→ What you need to do
Spot each line in the records below where the word "Sain" occurs, then copy it.

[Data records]

## START

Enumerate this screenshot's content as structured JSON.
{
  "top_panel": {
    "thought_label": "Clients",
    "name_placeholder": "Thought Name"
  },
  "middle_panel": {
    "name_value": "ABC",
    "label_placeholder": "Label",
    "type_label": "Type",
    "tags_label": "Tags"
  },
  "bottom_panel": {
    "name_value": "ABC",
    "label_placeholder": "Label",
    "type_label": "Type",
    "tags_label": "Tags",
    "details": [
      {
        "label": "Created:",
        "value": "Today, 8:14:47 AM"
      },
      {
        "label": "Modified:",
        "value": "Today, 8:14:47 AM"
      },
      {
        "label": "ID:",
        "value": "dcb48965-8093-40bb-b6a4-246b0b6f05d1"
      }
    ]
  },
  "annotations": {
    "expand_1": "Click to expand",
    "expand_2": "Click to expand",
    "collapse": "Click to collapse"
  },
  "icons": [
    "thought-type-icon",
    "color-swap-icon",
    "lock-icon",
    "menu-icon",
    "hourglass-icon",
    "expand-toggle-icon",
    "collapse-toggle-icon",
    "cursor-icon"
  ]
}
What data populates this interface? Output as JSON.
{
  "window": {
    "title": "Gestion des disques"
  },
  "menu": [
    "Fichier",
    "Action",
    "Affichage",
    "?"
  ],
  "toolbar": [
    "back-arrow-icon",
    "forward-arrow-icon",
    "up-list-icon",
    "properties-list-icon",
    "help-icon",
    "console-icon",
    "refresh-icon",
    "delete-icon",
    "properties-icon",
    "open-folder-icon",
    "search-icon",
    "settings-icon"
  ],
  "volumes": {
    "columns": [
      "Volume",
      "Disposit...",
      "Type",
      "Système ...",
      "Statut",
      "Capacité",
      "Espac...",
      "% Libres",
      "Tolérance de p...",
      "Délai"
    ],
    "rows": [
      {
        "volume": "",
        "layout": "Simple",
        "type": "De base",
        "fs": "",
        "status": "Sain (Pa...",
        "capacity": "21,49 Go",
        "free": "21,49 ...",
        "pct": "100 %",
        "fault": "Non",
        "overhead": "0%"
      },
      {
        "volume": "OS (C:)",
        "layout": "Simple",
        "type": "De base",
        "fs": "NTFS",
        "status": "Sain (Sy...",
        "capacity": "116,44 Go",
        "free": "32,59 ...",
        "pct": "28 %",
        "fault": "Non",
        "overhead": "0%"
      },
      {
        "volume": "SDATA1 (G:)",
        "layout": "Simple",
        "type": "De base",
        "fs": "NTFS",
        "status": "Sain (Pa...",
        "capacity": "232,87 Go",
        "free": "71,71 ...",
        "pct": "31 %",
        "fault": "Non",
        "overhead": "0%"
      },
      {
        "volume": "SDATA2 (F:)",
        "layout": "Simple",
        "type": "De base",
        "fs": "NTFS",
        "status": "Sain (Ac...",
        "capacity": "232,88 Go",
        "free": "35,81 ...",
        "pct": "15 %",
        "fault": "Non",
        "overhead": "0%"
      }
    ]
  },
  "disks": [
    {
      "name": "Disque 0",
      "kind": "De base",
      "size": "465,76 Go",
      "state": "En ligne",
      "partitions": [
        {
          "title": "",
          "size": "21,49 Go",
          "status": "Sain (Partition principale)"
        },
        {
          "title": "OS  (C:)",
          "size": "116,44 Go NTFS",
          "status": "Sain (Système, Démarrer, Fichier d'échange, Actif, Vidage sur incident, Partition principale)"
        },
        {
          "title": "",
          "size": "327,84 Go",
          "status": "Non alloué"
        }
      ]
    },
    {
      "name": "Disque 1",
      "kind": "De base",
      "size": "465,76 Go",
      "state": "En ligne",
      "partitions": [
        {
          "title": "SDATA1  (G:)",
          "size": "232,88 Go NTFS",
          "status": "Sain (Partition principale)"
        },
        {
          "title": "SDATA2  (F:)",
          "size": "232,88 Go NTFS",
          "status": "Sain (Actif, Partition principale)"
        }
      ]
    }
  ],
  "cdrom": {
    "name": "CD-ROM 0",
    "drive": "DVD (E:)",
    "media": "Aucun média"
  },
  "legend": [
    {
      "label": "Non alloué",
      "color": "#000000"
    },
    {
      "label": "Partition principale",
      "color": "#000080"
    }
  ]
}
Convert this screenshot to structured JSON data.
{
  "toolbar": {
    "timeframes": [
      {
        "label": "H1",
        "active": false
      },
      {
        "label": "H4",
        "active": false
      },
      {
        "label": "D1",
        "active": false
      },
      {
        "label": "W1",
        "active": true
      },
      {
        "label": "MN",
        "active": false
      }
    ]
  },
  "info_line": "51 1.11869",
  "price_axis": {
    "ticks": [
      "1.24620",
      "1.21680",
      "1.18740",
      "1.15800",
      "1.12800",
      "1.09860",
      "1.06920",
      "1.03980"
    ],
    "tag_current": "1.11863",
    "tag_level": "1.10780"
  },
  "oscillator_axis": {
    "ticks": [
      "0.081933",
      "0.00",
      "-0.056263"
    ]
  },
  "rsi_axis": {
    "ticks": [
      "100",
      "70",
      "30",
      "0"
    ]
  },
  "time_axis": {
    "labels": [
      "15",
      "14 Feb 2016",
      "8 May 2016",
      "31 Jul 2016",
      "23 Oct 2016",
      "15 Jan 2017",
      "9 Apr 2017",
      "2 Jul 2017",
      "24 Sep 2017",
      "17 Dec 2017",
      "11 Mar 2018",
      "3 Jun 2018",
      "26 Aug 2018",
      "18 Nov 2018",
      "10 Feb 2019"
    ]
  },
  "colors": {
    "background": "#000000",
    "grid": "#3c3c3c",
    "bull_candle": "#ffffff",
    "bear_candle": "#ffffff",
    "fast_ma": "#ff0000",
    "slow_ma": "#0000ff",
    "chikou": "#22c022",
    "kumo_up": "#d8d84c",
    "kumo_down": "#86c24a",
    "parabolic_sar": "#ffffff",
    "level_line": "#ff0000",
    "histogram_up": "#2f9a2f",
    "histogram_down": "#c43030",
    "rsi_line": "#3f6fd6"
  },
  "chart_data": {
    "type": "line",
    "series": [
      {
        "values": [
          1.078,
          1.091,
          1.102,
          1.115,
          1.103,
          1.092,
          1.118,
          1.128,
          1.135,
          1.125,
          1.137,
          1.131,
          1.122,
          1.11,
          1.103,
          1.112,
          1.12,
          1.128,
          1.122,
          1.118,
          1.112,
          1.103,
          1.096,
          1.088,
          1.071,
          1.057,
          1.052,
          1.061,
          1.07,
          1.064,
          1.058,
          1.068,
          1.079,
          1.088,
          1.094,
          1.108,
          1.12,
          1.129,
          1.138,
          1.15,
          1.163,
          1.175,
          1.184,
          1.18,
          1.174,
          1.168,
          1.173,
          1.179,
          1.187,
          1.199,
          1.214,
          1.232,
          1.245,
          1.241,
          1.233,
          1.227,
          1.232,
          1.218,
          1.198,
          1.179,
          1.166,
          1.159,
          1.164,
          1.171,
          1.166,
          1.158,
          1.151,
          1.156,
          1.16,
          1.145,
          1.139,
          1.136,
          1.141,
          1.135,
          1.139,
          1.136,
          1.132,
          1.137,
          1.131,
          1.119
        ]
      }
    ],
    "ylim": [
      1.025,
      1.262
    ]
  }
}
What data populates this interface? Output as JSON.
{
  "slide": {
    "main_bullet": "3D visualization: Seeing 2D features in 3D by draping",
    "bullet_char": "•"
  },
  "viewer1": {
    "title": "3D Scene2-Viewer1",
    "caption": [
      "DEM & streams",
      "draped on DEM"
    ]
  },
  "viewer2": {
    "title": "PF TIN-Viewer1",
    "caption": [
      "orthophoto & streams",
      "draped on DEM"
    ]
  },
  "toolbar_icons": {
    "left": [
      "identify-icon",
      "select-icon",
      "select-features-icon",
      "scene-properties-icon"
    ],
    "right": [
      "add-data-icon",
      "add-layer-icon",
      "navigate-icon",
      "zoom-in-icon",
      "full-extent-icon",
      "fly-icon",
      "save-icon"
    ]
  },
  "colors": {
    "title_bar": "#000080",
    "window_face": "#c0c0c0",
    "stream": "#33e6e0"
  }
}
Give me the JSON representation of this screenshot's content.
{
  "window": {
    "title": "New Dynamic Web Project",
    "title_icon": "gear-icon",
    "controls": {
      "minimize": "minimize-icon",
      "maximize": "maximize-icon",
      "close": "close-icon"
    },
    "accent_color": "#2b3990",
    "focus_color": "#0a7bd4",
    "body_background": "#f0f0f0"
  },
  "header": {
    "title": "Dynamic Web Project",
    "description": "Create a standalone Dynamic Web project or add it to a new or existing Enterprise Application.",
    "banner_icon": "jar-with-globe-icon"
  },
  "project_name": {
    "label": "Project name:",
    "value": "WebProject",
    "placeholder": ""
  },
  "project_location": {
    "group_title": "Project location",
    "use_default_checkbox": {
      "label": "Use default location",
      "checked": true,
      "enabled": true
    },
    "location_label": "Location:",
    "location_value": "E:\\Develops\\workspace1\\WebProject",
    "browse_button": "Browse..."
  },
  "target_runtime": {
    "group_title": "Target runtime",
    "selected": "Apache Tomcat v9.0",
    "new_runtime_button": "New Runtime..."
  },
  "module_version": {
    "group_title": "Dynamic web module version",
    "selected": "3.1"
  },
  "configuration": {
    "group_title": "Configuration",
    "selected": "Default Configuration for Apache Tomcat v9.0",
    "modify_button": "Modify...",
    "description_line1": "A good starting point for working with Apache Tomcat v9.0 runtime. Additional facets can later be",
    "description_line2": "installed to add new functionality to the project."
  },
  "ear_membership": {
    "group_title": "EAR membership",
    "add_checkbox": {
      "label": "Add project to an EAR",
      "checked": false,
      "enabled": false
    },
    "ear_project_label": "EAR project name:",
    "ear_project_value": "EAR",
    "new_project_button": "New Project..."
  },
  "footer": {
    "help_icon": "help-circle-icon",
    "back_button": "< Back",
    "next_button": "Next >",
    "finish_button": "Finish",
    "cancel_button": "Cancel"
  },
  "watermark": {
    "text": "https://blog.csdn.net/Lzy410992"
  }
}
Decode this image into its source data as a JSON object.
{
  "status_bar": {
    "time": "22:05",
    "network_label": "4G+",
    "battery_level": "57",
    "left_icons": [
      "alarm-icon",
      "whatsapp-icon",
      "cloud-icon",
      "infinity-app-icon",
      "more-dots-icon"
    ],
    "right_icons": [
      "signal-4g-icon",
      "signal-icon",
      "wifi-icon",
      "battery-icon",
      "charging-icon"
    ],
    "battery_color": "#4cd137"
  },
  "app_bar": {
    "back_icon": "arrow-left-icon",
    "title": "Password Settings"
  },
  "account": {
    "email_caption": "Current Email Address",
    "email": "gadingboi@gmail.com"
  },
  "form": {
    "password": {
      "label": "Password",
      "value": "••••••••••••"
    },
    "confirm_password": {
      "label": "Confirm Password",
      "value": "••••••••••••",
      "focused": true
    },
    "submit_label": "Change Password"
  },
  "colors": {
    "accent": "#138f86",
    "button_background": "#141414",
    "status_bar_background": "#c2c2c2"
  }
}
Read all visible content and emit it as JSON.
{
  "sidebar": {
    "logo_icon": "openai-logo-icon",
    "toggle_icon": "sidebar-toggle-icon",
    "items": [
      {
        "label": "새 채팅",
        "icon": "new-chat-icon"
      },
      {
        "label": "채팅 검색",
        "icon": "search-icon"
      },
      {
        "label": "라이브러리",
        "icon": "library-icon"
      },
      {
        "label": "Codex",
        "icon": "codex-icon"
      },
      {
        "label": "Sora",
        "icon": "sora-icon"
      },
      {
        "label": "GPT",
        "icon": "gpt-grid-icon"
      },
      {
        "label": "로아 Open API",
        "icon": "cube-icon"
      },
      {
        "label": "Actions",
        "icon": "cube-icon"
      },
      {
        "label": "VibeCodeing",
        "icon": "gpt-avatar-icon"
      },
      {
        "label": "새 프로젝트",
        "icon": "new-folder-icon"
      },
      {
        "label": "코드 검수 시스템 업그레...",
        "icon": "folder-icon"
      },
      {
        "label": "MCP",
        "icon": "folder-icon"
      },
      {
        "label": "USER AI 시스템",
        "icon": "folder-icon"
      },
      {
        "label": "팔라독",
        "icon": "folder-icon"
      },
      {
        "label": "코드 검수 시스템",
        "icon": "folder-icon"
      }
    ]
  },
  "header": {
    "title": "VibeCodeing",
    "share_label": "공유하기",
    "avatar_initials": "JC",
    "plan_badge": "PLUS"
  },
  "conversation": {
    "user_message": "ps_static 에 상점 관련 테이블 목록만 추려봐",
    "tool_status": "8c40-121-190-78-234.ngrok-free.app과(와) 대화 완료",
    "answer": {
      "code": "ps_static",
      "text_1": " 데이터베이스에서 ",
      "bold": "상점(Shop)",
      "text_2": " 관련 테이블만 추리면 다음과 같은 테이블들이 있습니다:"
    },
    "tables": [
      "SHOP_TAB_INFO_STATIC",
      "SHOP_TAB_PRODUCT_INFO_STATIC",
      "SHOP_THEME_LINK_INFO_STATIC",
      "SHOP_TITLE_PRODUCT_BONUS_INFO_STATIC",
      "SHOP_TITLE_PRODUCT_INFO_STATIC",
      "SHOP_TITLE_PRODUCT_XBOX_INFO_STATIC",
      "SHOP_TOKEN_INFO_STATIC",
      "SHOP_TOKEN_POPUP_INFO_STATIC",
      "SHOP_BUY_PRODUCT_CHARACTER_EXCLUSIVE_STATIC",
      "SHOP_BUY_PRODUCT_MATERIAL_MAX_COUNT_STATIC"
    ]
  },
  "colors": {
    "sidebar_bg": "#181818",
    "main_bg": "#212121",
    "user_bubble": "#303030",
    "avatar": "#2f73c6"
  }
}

## END

→ Solution to this exercise
        "status": "Sain (Pa...",
        "status": "Sain (Sy...",
        "status": "Sain (Pa...",
        "status": "Sain (Ac...",
          "status": "Sain (Partition principale)"
          "status": "Sain (Système, Démarrer, Fichier d'échange, Actif, Vidage sur incident, Partition principale)"
          "status": "Sain (Partition principale)"
          "status": "Sain (Actif, Partition principale)"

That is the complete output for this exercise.